BEGIN PROVIDED ENTRIES
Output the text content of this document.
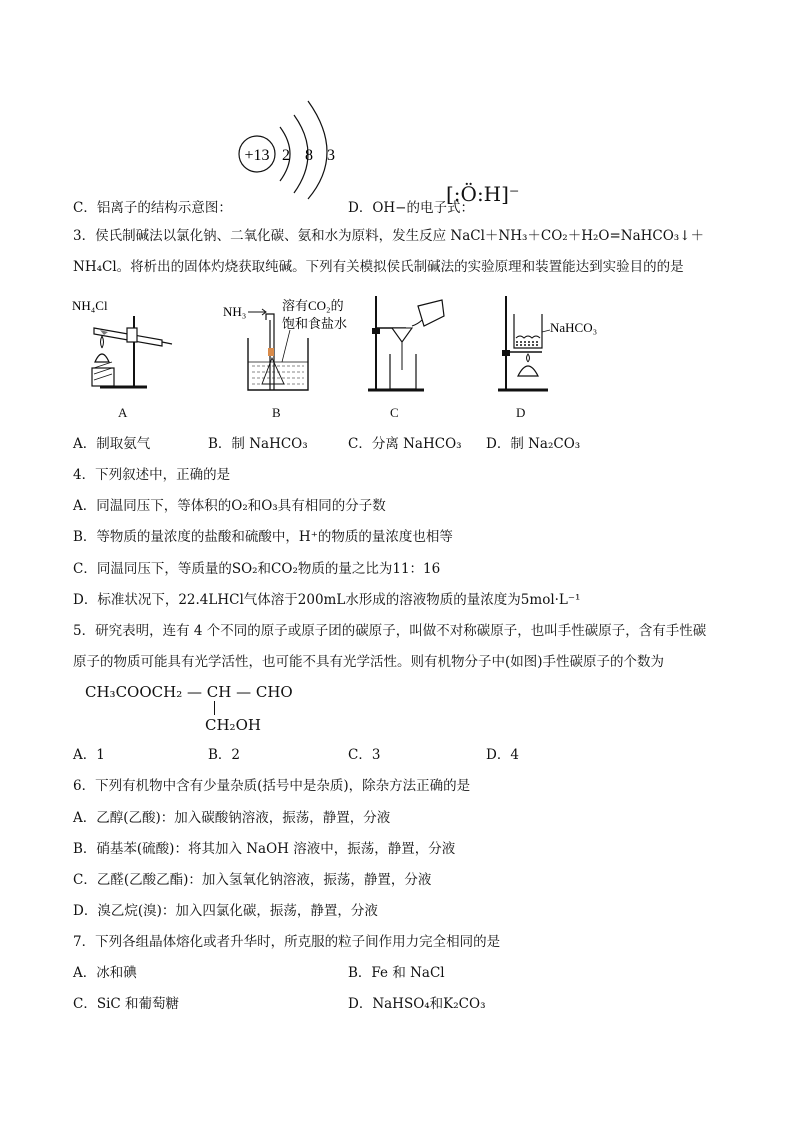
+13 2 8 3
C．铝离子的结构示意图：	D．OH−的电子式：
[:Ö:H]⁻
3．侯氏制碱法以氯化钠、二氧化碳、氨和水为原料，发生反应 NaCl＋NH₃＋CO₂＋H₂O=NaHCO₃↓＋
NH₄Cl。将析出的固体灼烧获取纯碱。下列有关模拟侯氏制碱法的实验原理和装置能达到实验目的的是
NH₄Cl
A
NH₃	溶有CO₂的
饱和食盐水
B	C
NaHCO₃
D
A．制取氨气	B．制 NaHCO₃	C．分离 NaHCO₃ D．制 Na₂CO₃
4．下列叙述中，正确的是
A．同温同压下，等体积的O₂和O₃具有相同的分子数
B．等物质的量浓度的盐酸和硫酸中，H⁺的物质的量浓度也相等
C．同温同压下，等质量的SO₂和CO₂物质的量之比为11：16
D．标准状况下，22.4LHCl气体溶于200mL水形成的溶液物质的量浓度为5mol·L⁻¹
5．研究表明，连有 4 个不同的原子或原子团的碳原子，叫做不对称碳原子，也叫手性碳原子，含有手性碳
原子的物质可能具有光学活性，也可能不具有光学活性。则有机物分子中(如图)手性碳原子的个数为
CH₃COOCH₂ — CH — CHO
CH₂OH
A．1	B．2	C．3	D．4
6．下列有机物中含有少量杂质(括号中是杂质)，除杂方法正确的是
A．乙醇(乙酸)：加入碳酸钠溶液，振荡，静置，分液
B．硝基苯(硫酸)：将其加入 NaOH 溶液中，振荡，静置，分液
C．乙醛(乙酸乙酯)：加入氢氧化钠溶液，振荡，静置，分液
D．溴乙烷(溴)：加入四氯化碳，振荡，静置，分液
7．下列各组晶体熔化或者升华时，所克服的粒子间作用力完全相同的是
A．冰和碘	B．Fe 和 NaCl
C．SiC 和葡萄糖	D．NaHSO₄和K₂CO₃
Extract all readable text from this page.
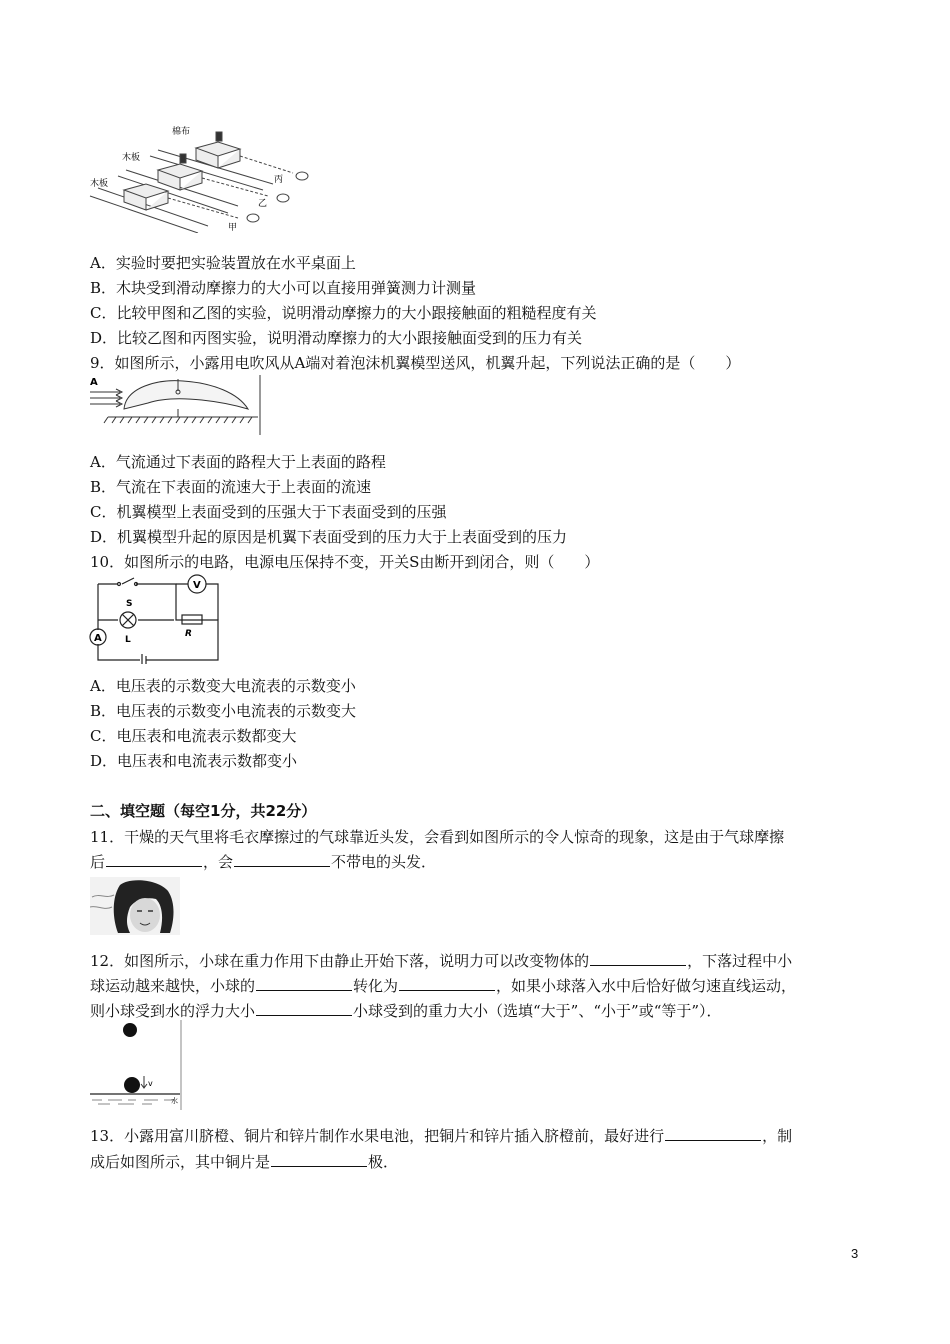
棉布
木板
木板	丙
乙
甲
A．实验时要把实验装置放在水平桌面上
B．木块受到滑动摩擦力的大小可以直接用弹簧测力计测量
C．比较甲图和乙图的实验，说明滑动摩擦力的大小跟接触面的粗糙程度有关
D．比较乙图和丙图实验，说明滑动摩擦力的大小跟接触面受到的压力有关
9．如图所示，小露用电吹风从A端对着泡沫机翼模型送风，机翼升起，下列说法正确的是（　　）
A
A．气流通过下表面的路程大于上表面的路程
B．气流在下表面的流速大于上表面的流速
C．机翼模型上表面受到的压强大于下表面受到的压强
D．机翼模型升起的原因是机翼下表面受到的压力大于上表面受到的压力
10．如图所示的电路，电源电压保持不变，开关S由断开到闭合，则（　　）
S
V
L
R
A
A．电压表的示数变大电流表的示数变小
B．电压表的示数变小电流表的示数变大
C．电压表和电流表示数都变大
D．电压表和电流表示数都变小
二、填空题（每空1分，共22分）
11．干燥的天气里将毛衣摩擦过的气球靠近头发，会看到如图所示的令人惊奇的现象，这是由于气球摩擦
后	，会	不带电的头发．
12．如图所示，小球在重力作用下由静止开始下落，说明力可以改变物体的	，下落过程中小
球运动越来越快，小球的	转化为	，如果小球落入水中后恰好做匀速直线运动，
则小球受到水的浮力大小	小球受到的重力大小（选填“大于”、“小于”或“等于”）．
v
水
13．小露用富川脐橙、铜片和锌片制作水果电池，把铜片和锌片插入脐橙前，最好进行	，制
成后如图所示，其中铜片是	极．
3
END PROVIDED ENTRIES
BEGIN PROVIDED ENTRIES
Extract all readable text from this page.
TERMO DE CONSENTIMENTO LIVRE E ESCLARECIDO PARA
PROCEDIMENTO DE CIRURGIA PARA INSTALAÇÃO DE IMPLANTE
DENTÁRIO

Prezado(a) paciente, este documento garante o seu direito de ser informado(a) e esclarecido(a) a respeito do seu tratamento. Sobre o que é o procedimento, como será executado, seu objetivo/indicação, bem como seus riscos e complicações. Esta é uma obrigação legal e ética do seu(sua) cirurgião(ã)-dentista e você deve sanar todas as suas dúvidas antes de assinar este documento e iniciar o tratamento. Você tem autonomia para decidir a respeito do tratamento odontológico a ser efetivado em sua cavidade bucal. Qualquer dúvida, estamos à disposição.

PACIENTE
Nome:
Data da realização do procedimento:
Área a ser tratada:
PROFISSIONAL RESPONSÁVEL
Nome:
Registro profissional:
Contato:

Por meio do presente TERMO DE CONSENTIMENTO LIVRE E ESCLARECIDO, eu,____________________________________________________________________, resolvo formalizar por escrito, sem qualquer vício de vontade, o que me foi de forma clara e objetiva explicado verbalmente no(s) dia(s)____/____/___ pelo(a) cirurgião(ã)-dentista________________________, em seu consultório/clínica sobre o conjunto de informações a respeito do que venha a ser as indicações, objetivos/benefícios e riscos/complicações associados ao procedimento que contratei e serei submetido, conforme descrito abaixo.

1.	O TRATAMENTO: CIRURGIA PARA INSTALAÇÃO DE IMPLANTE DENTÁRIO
END PROVIDED ENTRIES
* **PROBLEM DETAILS**
Return every line containing "CIRURGIA".

* **FINISHED ANSWER**
PROCEDIMENTO DE CIRURGIA PARA INSTALAÇÃO DE IMPLANTE
1.	O TRATAMENTO: CIRURGIA PARA INSTALAÇÃO DE IMPLANTE DENTÁRIO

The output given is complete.